Start of Data rows
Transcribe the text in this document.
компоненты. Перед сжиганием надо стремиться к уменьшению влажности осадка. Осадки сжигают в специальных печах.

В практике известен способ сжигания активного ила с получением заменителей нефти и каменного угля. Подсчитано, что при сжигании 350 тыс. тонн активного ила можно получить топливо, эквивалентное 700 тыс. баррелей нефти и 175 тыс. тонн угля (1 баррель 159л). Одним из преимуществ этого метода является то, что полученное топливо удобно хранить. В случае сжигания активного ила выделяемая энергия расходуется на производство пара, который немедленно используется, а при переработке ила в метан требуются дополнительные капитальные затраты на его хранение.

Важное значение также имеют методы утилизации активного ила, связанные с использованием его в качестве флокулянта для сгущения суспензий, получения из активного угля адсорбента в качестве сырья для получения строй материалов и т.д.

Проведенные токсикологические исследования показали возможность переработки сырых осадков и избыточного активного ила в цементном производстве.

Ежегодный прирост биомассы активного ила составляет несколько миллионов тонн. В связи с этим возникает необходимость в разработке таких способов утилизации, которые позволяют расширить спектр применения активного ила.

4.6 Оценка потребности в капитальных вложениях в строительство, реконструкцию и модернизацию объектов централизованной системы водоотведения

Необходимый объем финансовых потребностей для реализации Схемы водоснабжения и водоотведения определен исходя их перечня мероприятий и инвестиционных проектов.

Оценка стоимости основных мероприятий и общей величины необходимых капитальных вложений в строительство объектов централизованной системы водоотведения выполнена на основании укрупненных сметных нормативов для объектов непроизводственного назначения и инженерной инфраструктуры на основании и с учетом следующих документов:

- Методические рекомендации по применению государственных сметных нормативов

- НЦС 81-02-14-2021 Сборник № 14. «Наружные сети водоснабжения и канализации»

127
End of Data rows
Write down only the number of lines that contain the string "водоснабжения" in the listing.

- [Full answer]
2